§ **OBJECTIVE**
Using the listing beneath this task, count the lines with the word "title" and write only the result.

§ **DATA RECORDS**
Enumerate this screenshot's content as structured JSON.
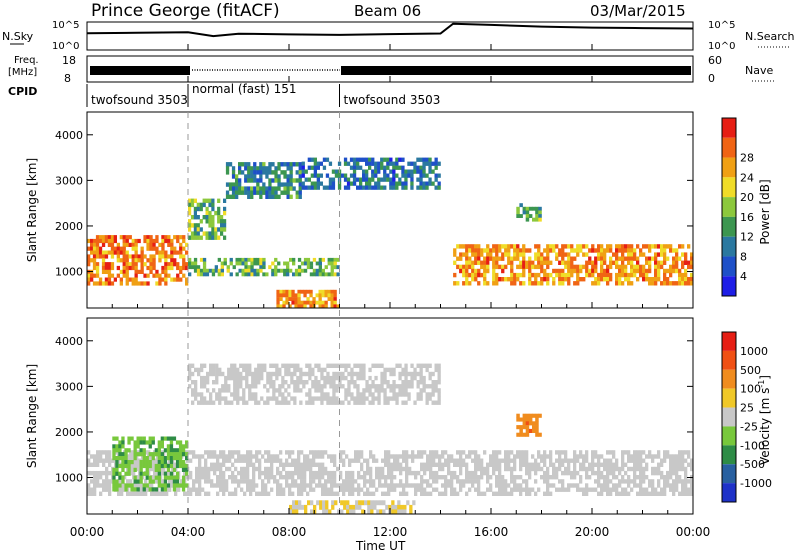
{
  "header": {
    "title": "Prince George (fitACF)",
    "beam": "Beam 06",
    "date": "03/Mar/2015"
  },
  "status_panel": {
    "nsky_label": "N.Sky",
    "nsky_ticks": [
      "10^5",
      "10^0"
    ],
    "nsearch_label": "N.Search",
    "nsearch_ticks": [
      "10^5",
      "10^0"
    ],
    "freq_label": "Freq.",
    "freq_unit": "[MHz]",
    "freq_ticks": [
      "18",
      "8"
    ],
    "nave_label": "Nave",
    "nave_ticks": [
      "60",
      "0"
    ],
    "cpid_label": "CPID"
  },
  "cpid_segments": [
    {
      "label": "twofsound 3503",
      "start_hour": 0,
      "end_hour": 4
    },
    {
      "label": "normal (fast) 151",
      "start_hour": 4,
      "end_hour": 10
    },
    {
      "label": "twofsound 3503",
      "start_hour": 10,
      "end_hour": 24
    }
  ],
  "time_axis": {
    "label": "Time UT",
    "ticks": [
      "00:00",
      "04:00",
      "08:00",
      "12:00",
      "16:00",
      "20:00",
      "00:00"
    ]
  },
  "range_axis": {
    "label": "Slant Range [km]",
    "ticks": [
      "1000",
      "2000",
      "3000",
      "4000"
    ]
  },
  "power_colorbar": {
    "label": "Power [dB]",
    "ticks": [
      "4",
      "8",
      "12",
      "16",
      "20",
      "24",
      "28"
    ],
    "colors": [
      "#1e1ee6",
      "#1e50c8",
      "#2a78a0",
      "#3c9650",
      "#8cc83c",
      "#f0dc28",
      "#f0a014",
      "#f06414",
      "#e61e14"
    ]
  },
  "velocity_colorbar": {
    "label": "Velocity [m s",
    "label_sup": "-1",
    "label_end": "]",
    "ticks": [
      "1000",
      "500",
      "100",
      "25",
      "-25",
      "-100",
      "-500",
      "-1000"
    ],
    "colors": [
      "#1e32c8",
      "#2860a0",
      "#2e8c46",
      "#78c83c",
      "#c8c8c8",
      "#f0c828",
      "#f08c1e",
      "#f05014",
      "#e61e14"
    ]
  },
  "chart_data": [
    {
      "type": "heatmap",
      "title": "Power",
      "xlabel": "Time UT",
      "ylabel": "Slant Range [km]",
      "xlim": [
        0,
        24
      ],
      "ylim": [
        200,
        4500
      ],
      "colorbar_label": "Power [dB]",
      "colorbar_range": [
        0,
        30
      ],
      "regions": [
        {
          "t": [
            0,
            4
          ],
          "r": [
            700,
            1800
          ],
          "value": 25
        },
        {
          "t": [
            4,
            5.5
          ],
          "r": [
            1700,
            2600
          ],
          "value": 14
        },
        {
          "t": [
            5.5,
            8.5
          ],
          "r": [
            2600,
            3400
          ],
          "value": 10
        },
        {
          "t": [
            8.5,
            14
          ],
          "r": [
            2800,
            3500
          ],
          "value": 8
        },
        {
          "t": [
            4,
            10
          ],
          "r": [
            900,
            1300
          ],
          "value": 14
        },
        {
          "t": [
            7.5,
            10
          ],
          "r": [
            200,
            600
          ],
          "value": 24
        },
        {
          "t": [
            14.5,
            24
          ],
          "r": [
            700,
            1600
          ],
          "value": 24
        },
        {
          "t": [
            17,
            18
          ],
          "r": [
            2100,
            2500
          ],
          "value": 14
        }
      ]
    },
    {
      "type": "heatmap",
      "title": "Velocity",
      "xlabel": "Time UT",
      "ylabel": "Slant Range [km]",
      "xlim": [
        0,
        24
      ],
      "ylim": [
        200,
        4500
      ],
      "colorbar_label": "Velocity [m s-1]",
      "colorbar_range": [
        -1000,
        1000
      ],
      "regions": [
        {
          "t": [
            0,
            24
          ],
          "r": [
            600,
            1600
          ],
          "value": 0
        },
        {
          "t": [
            1,
            4
          ],
          "r": [
            700,
            1900
          ],
          "value": -300
        },
        {
          "t": [
            4,
            14
          ],
          "r": [
            2600,
            3500
          ],
          "value": 0
        },
        {
          "t": [
            8,
            13
          ],
          "r": [
            200,
            500
          ],
          "value": 100
        },
        {
          "t": [
            17,
            18
          ],
          "r": [
            1900,
            2400
          ],
          "value": 500
        }
      ]
    },
    {
      "type": "line",
      "title": "N.Sky",
      "xlim": [
        0,
        24
      ],
      "x": [
        0,
        2,
        4,
        5,
        6,
        8,
        10,
        12,
        14,
        14.5,
        16,
        18,
        20,
        22,
        24
      ],
      "y": [
        1000,
        1200,
        1500,
        300,
        800,
        600,
        500,
        700,
        900,
        50000,
        30000,
        15000,
        10000,
        8000,
        7000
      ]
    }
  ]
}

§ **CORRECT ANSWER**
4